Figure record extracts
• • • • • • •

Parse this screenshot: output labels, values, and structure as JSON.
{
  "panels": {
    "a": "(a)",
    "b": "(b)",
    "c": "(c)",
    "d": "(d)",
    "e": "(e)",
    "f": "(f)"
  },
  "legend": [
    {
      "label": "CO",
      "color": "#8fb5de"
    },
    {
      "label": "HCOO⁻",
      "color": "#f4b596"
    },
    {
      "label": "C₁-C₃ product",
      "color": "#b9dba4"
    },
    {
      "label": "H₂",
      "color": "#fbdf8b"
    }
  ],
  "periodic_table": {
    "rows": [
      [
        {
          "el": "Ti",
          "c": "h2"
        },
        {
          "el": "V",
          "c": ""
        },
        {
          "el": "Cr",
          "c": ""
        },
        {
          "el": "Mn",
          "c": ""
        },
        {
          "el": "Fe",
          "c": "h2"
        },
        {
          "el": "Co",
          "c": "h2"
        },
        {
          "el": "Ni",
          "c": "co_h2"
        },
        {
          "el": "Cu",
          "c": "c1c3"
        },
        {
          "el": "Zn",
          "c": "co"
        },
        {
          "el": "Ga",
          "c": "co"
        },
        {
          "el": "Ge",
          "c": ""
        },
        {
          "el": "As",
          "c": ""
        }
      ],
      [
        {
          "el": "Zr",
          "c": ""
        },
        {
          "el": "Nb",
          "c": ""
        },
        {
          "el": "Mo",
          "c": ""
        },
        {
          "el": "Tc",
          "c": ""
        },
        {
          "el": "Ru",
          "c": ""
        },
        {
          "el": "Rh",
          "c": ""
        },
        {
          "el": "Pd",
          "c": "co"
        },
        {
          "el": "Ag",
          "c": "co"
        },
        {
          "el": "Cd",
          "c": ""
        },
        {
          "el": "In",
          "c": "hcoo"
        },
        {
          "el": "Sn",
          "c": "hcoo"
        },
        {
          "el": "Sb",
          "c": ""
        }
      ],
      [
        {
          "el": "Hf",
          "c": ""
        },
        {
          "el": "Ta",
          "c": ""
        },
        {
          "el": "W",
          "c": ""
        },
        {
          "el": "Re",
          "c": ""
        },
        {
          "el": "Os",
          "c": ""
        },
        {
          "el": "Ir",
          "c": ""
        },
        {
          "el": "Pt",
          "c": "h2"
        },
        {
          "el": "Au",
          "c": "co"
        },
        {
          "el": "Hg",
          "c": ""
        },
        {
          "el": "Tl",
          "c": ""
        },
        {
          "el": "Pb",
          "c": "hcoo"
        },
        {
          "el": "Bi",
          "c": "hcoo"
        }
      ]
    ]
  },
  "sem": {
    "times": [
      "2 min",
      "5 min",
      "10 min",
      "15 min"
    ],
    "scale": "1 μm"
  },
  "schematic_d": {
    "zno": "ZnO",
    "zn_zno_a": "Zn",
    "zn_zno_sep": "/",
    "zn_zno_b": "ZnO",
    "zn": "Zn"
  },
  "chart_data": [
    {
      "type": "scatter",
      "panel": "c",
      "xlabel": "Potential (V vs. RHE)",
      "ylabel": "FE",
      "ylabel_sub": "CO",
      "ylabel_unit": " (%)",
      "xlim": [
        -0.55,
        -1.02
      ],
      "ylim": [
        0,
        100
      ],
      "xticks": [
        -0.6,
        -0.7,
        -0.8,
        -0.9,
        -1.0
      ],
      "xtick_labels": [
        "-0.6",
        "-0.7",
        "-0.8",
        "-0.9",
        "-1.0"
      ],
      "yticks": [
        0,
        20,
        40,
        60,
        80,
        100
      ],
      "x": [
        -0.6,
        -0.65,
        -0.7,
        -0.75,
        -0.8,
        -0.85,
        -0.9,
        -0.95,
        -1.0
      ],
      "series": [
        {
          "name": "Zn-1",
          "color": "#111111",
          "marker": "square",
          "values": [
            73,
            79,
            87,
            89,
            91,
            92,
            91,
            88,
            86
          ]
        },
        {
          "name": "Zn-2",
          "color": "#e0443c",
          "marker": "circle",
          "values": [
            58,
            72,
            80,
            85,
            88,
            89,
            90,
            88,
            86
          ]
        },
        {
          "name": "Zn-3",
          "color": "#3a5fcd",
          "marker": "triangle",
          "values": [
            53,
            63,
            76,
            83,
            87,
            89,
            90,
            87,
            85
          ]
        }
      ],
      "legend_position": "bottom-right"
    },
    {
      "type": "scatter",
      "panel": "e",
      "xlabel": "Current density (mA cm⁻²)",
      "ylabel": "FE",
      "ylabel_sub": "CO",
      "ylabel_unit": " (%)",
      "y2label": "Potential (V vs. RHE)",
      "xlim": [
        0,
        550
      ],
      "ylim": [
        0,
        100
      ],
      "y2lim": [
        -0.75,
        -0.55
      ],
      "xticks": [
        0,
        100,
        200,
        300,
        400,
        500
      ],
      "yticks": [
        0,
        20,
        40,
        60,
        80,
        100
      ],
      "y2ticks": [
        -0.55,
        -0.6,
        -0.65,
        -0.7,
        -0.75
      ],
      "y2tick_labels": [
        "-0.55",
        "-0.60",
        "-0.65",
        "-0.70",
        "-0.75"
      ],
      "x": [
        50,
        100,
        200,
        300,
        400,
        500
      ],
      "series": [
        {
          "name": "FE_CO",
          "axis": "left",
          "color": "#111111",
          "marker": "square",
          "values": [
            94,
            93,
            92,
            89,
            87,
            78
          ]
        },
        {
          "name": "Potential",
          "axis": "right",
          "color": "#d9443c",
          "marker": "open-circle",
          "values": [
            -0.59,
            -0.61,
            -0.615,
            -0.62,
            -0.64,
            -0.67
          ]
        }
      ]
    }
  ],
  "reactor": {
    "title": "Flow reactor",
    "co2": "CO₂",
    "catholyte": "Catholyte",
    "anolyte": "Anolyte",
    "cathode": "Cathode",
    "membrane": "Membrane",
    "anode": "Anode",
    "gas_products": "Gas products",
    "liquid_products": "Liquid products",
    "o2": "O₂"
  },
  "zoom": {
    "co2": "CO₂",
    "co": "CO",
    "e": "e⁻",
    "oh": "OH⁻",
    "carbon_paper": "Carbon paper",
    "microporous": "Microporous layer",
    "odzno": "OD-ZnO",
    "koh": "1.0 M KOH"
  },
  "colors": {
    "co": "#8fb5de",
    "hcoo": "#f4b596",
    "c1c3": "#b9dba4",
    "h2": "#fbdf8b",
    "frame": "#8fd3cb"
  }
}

• • • • • • •

WORK TO COMPLETE >> Every record shown above must be echoed exactly.

RESPONSE TO THE TASK >>
Parse this screenshot: output labels, values, and structure as JSON.
{
  "panels": {
    "a": "(a)",
    "b": "(b)",
    "c": "(c)",
    "d": "(d)",
    "e": "(e)",
    "f": "(f)"
  },
  "legend": [
    {
      "label": "CO",
      "color": "#8fb5de"
    },
    {
      "label": "HCOO⁻",
      "color": "#f4b596"
    },
    {
      "label": "C₁-C₃ product",
      "color": "#b9dba4"
    },
    {
      "label": "H₂",
      "color": "#fbdf8b"
    }
  ],
  "periodic_table": {
    "rows": [
      [
        {
          "el": "Ti",
          "c": "h2"
        },
        {
          "el": "V",
          "c": ""
        },
        {
          "el": "Cr",
          "c": ""
        },
        {
          "el": "Mn",
          "c": ""
        },
        {
          "el": "Fe",
          "c": "h2"
        },
        {
          "el": "Co",
          "c": "h2"
        },
        {
          "el": "Ni",
          "c": "co_h2"
        },
        {
          "el": "Cu",
          "c": "c1c3"
        },
        {
          "el": "Zn",
          "c": "co"
        },
        {
          "el": "Ga",
          "c": "co"
        },
        {
          "el": "Ge",
          "c": ""
        },
        {
          "el": "As",
          "c": ""
        }
      ],
      [
        {
          "el": "Zr",
          "c": ""
        },
        {
          "el": "Nb",
          "c": ""
        },
        {
          "el": "Mo",
          "c": ""
        },
        {
          "el": "Tc",
          "c": ""
        },
        {
          "el": "Ru",
          "c": ""
        },
        {
          "el": "Rh",
          "c": ""
        },
        {
          "el": "Pd",
          "c": "co"
        },
        {
          "el": "Ag",
          "c": "co"
        },
        {
          "el": "Cd",
          "c": ""
        },
        {
          "el": "In",
          "c": "hcoo"
        },
        {
          "el": "Sn",
          "c": "hcoo"
        },
        {
          "el": "Sb",
          "c": ""
        }
      ],
      [
        {
          "el": "Hf",
          "c": ""
        },
        {
          "el": "Ta",
          "c": ""
        },
        {
          "el": "W",
          "c": ""
        },
        {
          "el": "Re",
          "c": ""
        },
        {
          "el": "Os",
          "c": ""
        },
        {
          "el": "Ir",
          "c": ""
        },
        {
          "el": "Pt",
          "c": "h2"
        },
        {
          "el": "Au",
          "c": "co"
        },
        {
          "el": "Hg",
          "c": ""
        },
        {
          "el": "Tl",
          "c": ""
        },
        {
          "el": "Pb",
          "c": "hcoo"
        },
        {
          "el": "Bi",
          "c": "hcoo"
        }
      ]
    ]
  },
  "sem": {
    "times": [
      "2 min",
      "5 min",
      "10 min",
      "15 min"
    ],
    "scale": "1 μm"
  },
  "schematic_d": {
    "zno": "ZnO",
    "zn_zno_a": "Zn",
    "zn_zno_sep": "/",
    "zn_zno_b": "ZnO",
    "zn": "Zn"
  },
  "chart_data": [
    {
      "type": "scatter",
      "panel": "c",
      "xlabel": "Potential (V vs. RHE)",
      "ylabel": "FE",
      "ylabel_sub": "CO",
      "ylabel_unit": " (%)",
      "xlim": [
        -0.55,
        -1.02
      ],
      "ylim": [
        0,
        100
      ],
      "xticks": [
        -0.6,
        -0.7,
        -0.8,
        -0.9,
        -1.0
      ],
      "xtick_labels": [
        "-0.6",
        "-0.7",
        "-0.8",
        "-0.9",
        "-1.0"
      ],
      "yticks": [
        0,
        20,
        40,
        60,
        80,
        100
      ],
      "x": [
        -0.6,
        -0.65,
        -0.7,
        -0.75,
        -0.8,
        -0.85,
        -0.9,
        -0.95,
        -1.0
      ],
      "series": [
        {
          "name": "Zn-1",
          "color": "#111111",
          "marker": "square",
          "values": [
            73,
            79,
            87,
            89,
            91,
            92,
            91,
            88,
            86
          ]
        },
        {
          "name": "Zn-2",
          "color": "#e0443c",
          "marker": "circle",
          "values": [
            58,
            72,
            80,
            85,
            88,
            89,
            90,
            88,
            86
          ]
        },
        {
          "name": "Zn-3",
          "color": "#3a5fcd",
          "marker": "triangle",
          "values": [
            53,
            63,
            76,
            83,
            87,
            89,
            90,
            87,
            85
          ]
        }
      ],
      "legend_position": "bottom-right"
    },
    {
      "type": "scatter",
      "panel": "e",
      "xlabel": "Current density (mA cm⁻²)",
      "ylabel": "FE",
      "ylabel_sub": "CO",
      "ylabel_unit": " (%)",
      "y2label": "Potential (V vs. RHE)",
      "xlim": [
        0,
        550
      ],
      "ylim": [
        0,
        100
      ],
      "y2lim": [
        -0.75,
        -0.55
      ],
      "xticks": [
        0,
        100,
        200,
        300,
        400,
        500
      ],
      "yticks": [
        0,
        20,
        40,
        60,
        80,
        100
      ],
      "y2ticks": [
        -0.55,
        -0.6,
        -0.65,
        -0.7,
        -0.75
      ],
      "y2tick_labels": [
        "-0.55",
        "-0.60",
        "-0.65",
        "-0.70",
        "-0.75"
      ],
      "x": [
        50,
        100,
        200,
        300,
        400,
        500
      ],
      "series": [
        {
          "name": "FE_CO",
          "axis": "left",
          "color": "#111111",
          "marker": "square",
          "values": [
            94,
            93,
            92,
            89,
            87,
            78
          ]
        },
        {
          "name": "Potential",
          "axis": "right",
          "color": "#d9443c",
          "marker": "open-circle",
          "values": [
            -0.59,
            -0.61,
            -0.615,
            -0.62,
            -0.64,
            -0.67
          ]
        }
      ]
    }
  ],
  "reactor": {
    "title": "Flow reactor",
    "co2": "CO₂",
    "catholyte": "Catholyte",
    "anolyte": "Anolyte",
    "cathode": "Cathode",
    "membrane": "Membrane",
    "anode": "Anode",
    "gas_products": "Gas products",
    "liquid_products": "Liquid products",
    "o2": "O₂"
  },
  "zoom": {
    "co2": "CO₂",
    "co": "CO",
    "e": "e⁻",
    "oh": "OH⁻",
    "carbon_paper": "Carbon paper",
    "microporous": "Microporous layer",
    "odzno": "OD-ZnO",
    "koh": "1.0 M KOH"
  },
  "colors": {
    "co": "#8fb5de",
    "hcoo": "#f4b596",
    "c1c3": "#b9dba4",
    "h2": "#fbdf8b",
    "frame": "#8fd3cb"
  }
}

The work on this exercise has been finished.